■ Required work:
Quote every line of the material beneath this one.

■ Record extracts:
=====

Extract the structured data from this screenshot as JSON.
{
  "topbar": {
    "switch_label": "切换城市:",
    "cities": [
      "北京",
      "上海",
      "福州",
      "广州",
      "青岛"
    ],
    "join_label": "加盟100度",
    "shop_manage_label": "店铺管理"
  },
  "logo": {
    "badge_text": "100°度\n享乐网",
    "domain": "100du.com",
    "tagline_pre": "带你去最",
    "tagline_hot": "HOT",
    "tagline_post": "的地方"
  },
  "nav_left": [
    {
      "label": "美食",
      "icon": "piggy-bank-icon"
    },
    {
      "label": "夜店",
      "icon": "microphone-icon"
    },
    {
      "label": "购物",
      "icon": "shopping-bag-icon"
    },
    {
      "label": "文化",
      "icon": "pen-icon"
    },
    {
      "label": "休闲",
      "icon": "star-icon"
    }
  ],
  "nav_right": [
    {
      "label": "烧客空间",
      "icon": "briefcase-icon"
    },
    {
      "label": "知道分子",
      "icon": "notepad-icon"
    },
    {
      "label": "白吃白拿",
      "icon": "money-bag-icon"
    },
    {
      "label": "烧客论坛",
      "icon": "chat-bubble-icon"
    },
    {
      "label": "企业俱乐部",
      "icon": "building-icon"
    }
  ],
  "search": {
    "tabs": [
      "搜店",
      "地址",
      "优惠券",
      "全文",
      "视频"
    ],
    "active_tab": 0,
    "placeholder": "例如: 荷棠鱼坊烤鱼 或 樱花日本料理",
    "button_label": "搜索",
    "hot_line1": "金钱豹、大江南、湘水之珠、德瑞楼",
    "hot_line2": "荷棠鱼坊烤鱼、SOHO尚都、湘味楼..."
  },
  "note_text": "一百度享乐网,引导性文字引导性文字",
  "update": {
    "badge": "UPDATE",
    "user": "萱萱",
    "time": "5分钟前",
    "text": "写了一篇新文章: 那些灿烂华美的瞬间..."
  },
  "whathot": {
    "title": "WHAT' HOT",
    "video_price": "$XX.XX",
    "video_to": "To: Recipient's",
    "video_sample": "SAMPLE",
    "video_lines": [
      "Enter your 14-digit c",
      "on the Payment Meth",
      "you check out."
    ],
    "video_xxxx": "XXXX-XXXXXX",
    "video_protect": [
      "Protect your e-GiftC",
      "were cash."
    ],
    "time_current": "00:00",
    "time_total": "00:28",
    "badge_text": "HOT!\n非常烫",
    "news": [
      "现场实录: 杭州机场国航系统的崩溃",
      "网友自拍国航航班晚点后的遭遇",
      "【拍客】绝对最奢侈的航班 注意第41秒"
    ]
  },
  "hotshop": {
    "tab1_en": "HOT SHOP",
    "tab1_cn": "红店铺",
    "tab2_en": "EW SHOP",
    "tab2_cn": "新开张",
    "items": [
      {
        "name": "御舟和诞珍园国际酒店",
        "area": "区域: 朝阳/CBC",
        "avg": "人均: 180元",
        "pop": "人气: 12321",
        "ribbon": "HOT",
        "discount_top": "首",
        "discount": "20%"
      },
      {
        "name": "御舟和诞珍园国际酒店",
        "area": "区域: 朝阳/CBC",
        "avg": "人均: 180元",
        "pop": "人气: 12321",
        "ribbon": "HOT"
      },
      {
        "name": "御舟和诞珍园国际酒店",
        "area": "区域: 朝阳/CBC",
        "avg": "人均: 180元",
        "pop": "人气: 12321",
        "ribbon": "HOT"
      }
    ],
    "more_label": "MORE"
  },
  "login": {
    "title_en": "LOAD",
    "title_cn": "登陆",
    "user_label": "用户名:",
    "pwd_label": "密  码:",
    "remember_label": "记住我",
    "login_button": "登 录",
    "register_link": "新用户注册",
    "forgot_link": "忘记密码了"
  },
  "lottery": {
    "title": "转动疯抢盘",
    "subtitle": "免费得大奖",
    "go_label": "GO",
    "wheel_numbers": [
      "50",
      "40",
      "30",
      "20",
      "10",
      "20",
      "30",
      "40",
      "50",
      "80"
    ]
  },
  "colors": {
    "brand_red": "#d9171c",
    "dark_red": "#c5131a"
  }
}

=====

■ Result of this task:
Extract the structured data from this screenshot as JSON.
{
  "topbar": {
    "switch_label": "切换城市:",
    "cities": [
      "北京",
      "上海",
      "福州",
      "广州",
      "青岛"
    ],
    "join_label": "加盟100度",
    "shop_manage_label": "店铺管理"
  },
  "logo": {
    "badge_text": "100°度\n享乐网",
    "domain": "100du.com",
    "tagline_pre": "带你去最",
    "tagline_hot": "HOT",
    "tagline_post": "的地方"
  },
  "nav_left": [
    {
      "label": "美食",
      "icon": "piggy-bank-icon"
    },
    {
      "label": "夜店",
      "icon": "microphone-icon"
    },
    {
      "label": "购物",
      "icon": "shopping-bag-icon"
    },
    {
      "label": "文化",
      "icon": "pen-icon"
    },
    {
      "label": "休闲",
      "icon": "star-icon"
    }
  ],
  "nav_right": [
    {
      "label": "烧客空间",
      "icon": "briefcase-icon"
    },
    {
      "label": "知道分子",
      "icon": "notepad-icon"
    },
    {
      "label": "白吃白拿",
      "icon": "money-bag-icon"
    },
    {
      "label": "烧客论坛",
      "icon": "chat-bubble-icon"
    },
    {
      "label": "企业俱乐部",
      "icon": "building-icon"
    }
  ],
  "search": {
    "tabs": [
      "搜店",
      "地址",
      "优惠券",
      "全文",
      "视频"
    ],
    "active_tab": 0,
    "placeholder": "例如: 荷棠鱼坊烤鱼 或 樱花日本料理",
    "button_label": "搜索",
    "hot_line1": "金钱豹、大江南、湘水之珠、德瑞楼",
    "hot_line2": "荷棠鱼坊烤鱼、SOHO尚都、湘味楼..."
  },
  "note_text": "一百度享乐网,引导性文字引导性文字",
  "update": {
    "badge": "UPDATE",
    "user": "萱萱",
    "time": "5分钟前",
    "text": "写了一篇新文章: 那些灿烂华美的瞬间..."
  },
  "whathot": {
    "title": "WHAT' HOT",
    "video_price": "$XX.XX",
    "video_to": "To: Recipient's",
    "video_sample": "SAMPLE",
    "video_lines": [
      "Enter your 14-digit c",
      "on the Payment Meth",
      "you check out."
    ],
    "video_xxxx": "XXXX-XXXXXX",
    "video_protect": [
      "Protect your e-GiftC",
      "were cash."
    ],
    "time_current": "00:00",
    "time_total": "00:28",
    "badge_text": "HOT!\n非常烫",
    "news": [
      "现场实录: 杭州机场国航系统的崩溃",
      "网友自拍国航航班晚点后的遭遇",
      "【拍客】绝对最奢侈的航班 注意第41秒"
    ]
  },
  "hotshop": {
    "tab1_en": "HOT SHOP",
    "tab1_cn": "红店铺",
    "tab2_en": "EW SHOP",
    "tab2_cn": "新开张",
    "items": [
      {
        "name": "御舟和诞珍园国际酒店",
        "area": "区域: 朝阳/CBC",
        "avg": "人均: 180元",
        "pop": "人气: 12321",
        "ribbon": "HOT",
        "discount_top": "首",
        "discount": "20%"
      },
      {
        "name": "御舟和诞珍园国际酒店",
        "area": "区域: 朝阳/CBC",
        "avg": "人均: 180元",
        "pop": "人气: 12321",
        "ribbon": "HOT"
      },
      {
        "name": "御舟和诞珍园国际酒店",
        "area": "区域: 朝阳/CBC",
        "avg": "人均: 180元",
        "pop": "人气: 12321",
        "ribbon": "HOT"
      }
    ],
    "more_label": "MORE"
  },
  "login": {
    "title_en": "LOAD",
    "title_cn": "登陆",
    "user_label": "用户名:",
    "pwd_label": "密  码:",
    "remember_label": "记住我",
    "login_button": "登 录",
    "register_link": "新用户注册",
    "forgot_link": "忘记密码了"
  },
  "lottery": {
    "title": "转动疯抢盘",
    "subtitle": "免费得大奖",
    "go_label": "GO",
    "wheel_numbers": [
      "50",
      "40",
      "30",
      "20",
      "10",
      "20",
      "30",
      "40",
      "50",
      "80"
    ]
  },
  "colors": {
    "brand_red": "#d9171c",
    "dark_red": "#c5131a"
  }
}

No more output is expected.